-- EXERCISE DETAILS --
Of all the lines in the material, how many include the word "качества"? Give only the number.

-- DATASET --
---

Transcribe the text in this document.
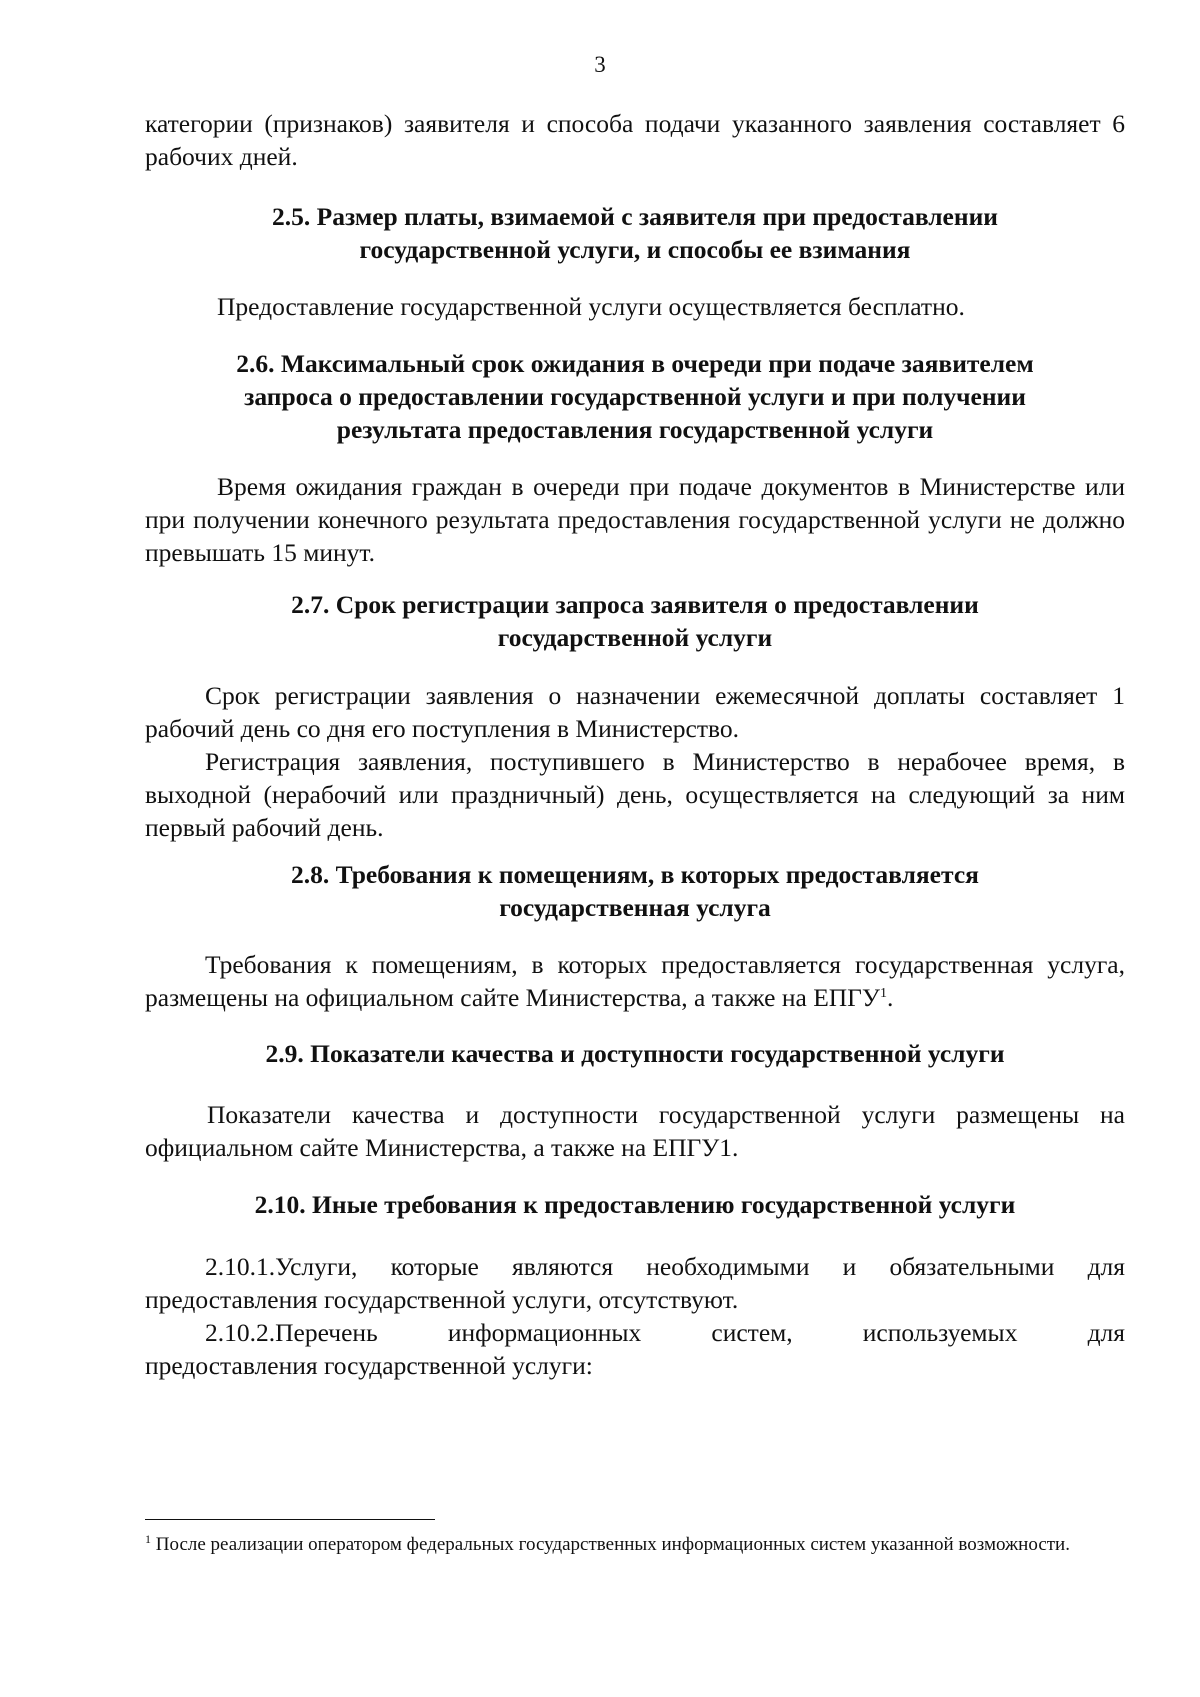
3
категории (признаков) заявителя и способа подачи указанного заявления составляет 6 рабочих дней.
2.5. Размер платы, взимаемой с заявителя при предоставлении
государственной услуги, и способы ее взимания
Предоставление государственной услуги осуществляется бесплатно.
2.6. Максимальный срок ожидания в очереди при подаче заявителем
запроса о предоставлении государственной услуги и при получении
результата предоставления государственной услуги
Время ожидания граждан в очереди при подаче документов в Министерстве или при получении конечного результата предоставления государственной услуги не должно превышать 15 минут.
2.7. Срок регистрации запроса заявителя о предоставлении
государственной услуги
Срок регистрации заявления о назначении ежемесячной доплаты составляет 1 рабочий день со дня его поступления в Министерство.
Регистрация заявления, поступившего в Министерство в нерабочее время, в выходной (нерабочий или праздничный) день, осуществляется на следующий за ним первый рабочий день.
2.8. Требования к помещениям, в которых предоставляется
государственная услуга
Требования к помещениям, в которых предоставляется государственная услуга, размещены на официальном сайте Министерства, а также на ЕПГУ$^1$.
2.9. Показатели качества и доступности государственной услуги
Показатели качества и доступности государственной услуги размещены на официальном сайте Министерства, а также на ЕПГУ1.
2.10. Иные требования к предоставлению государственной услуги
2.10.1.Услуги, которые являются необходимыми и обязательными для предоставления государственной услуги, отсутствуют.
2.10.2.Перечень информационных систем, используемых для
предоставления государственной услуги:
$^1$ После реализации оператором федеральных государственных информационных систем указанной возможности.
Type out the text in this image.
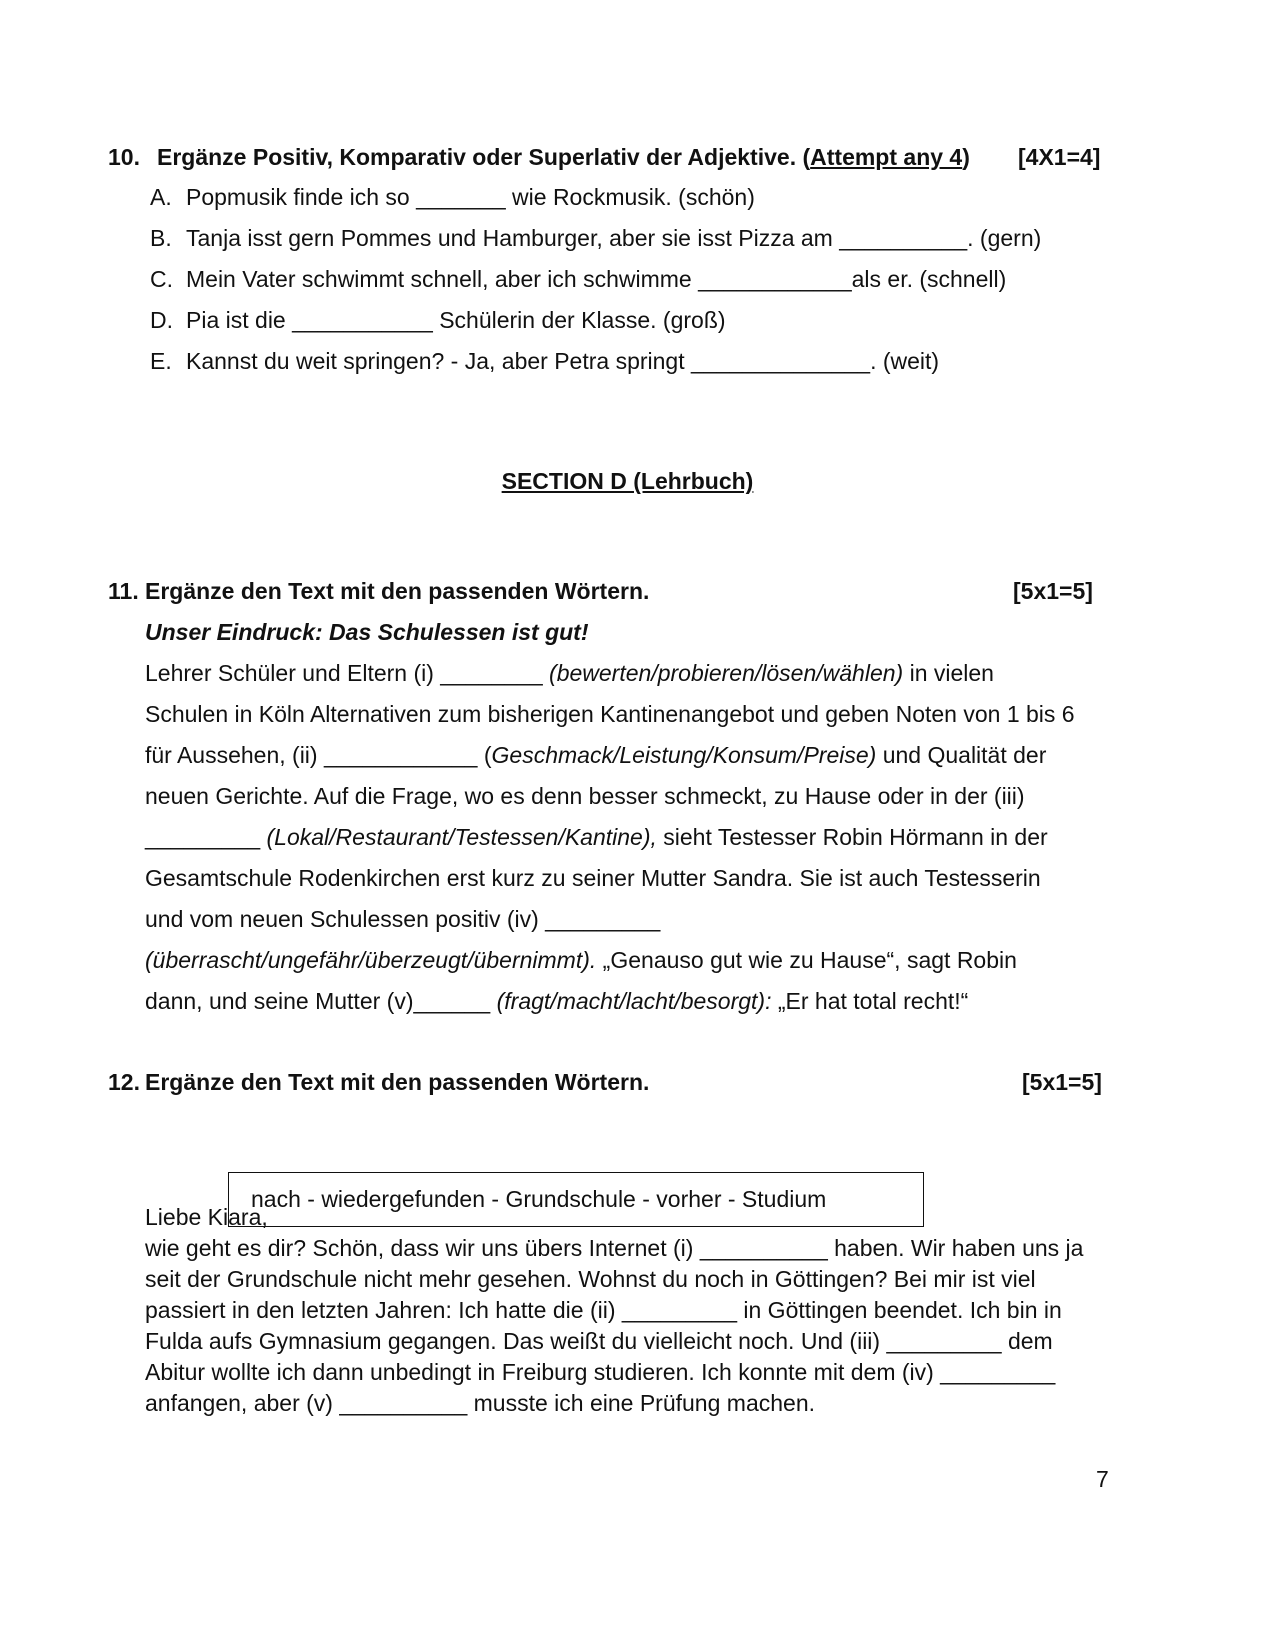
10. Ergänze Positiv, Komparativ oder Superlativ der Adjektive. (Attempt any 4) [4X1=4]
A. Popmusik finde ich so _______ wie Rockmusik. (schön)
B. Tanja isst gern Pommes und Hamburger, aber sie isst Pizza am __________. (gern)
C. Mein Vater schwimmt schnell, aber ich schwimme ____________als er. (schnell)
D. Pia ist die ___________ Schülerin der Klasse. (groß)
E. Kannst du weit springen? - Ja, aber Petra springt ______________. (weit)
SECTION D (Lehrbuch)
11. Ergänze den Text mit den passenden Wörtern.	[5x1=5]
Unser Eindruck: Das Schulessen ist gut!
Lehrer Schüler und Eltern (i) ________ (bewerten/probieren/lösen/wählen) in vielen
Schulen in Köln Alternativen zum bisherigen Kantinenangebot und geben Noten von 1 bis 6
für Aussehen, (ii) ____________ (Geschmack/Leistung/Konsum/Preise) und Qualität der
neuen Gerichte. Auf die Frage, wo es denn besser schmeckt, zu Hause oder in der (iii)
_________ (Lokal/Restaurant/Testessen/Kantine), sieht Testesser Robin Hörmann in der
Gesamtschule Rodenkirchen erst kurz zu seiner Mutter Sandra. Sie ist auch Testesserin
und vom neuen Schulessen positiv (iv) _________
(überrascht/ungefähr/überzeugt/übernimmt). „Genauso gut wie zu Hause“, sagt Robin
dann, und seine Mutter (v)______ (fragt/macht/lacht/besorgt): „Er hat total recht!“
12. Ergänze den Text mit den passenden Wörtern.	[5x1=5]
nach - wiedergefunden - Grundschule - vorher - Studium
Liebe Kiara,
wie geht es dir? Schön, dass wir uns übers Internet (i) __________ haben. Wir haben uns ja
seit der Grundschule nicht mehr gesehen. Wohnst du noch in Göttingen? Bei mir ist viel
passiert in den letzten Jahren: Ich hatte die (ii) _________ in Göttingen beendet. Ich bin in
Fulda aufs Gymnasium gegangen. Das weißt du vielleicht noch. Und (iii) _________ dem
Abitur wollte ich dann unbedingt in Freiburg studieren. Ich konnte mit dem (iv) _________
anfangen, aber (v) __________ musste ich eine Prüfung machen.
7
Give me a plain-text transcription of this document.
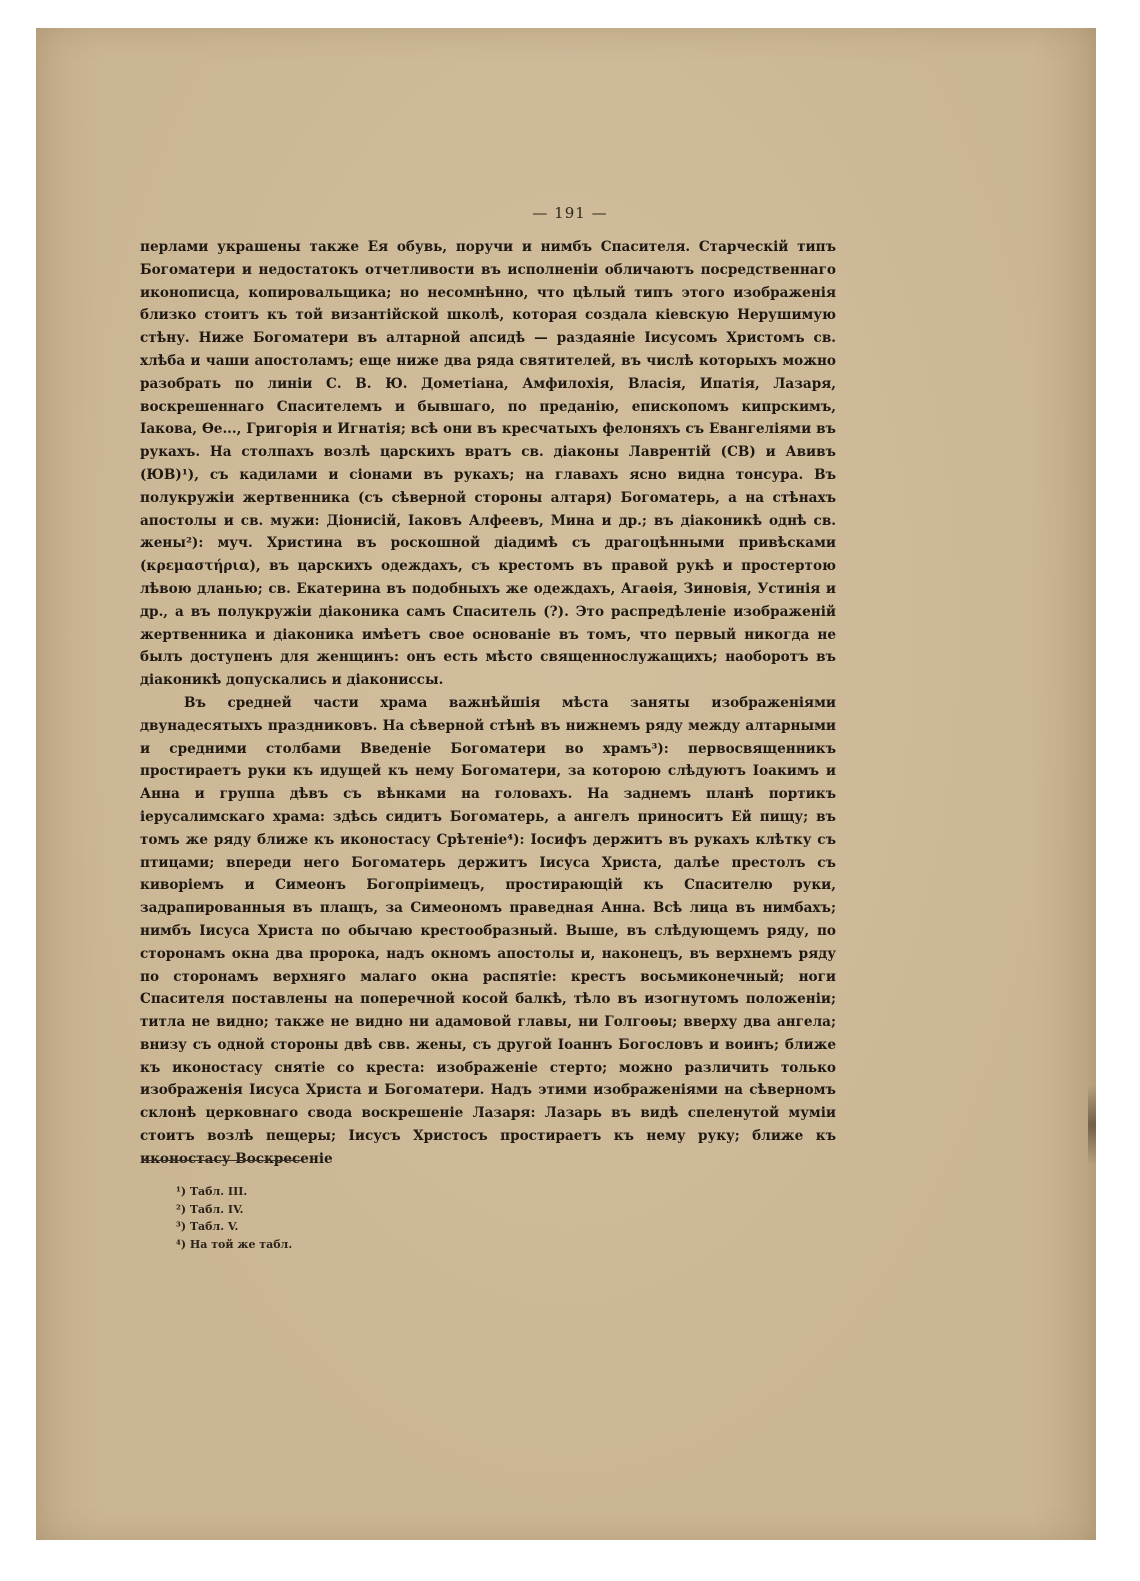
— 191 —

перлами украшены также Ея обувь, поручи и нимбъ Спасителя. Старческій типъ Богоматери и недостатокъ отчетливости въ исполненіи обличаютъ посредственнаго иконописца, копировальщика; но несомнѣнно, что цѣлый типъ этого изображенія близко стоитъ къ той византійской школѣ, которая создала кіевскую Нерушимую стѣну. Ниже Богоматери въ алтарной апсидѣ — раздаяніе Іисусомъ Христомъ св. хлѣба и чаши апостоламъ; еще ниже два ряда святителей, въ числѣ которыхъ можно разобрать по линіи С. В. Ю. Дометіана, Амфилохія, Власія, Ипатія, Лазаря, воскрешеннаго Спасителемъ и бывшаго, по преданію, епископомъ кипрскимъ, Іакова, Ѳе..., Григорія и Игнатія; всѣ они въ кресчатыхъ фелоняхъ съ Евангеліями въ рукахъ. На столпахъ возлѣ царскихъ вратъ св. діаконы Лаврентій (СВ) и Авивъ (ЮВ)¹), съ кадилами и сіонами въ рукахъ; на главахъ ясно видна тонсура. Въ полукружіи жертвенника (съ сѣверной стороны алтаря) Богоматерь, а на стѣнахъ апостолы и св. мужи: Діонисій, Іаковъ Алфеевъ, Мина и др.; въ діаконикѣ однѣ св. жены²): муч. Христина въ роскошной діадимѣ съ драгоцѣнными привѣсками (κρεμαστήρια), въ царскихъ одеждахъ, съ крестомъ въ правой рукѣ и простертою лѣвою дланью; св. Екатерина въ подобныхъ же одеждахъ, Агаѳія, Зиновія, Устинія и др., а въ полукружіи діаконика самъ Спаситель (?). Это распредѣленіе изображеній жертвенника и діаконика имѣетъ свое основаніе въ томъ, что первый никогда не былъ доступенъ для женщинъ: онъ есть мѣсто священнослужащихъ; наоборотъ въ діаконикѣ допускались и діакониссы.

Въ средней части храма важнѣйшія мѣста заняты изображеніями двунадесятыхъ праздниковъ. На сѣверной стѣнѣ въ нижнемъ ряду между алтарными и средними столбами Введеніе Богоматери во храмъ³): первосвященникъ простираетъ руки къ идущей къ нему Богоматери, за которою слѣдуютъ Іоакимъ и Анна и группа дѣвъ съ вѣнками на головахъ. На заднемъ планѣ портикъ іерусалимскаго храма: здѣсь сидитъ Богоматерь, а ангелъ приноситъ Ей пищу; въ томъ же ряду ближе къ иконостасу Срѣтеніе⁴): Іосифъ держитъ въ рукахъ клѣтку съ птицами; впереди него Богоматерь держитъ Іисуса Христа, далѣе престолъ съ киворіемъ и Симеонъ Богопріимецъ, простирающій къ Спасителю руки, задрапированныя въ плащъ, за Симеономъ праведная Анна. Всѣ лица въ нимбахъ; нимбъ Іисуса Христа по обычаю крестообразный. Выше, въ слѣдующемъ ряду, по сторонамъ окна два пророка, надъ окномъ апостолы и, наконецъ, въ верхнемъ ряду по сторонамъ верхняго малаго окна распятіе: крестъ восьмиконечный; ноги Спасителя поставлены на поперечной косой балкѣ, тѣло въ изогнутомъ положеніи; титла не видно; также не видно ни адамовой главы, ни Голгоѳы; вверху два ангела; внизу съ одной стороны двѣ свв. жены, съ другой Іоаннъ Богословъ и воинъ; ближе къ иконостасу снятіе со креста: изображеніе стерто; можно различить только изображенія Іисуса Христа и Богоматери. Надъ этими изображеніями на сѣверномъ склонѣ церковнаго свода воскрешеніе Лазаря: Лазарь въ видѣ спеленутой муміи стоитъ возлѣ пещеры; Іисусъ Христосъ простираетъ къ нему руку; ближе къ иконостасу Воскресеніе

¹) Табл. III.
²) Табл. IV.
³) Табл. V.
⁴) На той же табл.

---

-- EXPECTED OUTPUT --
2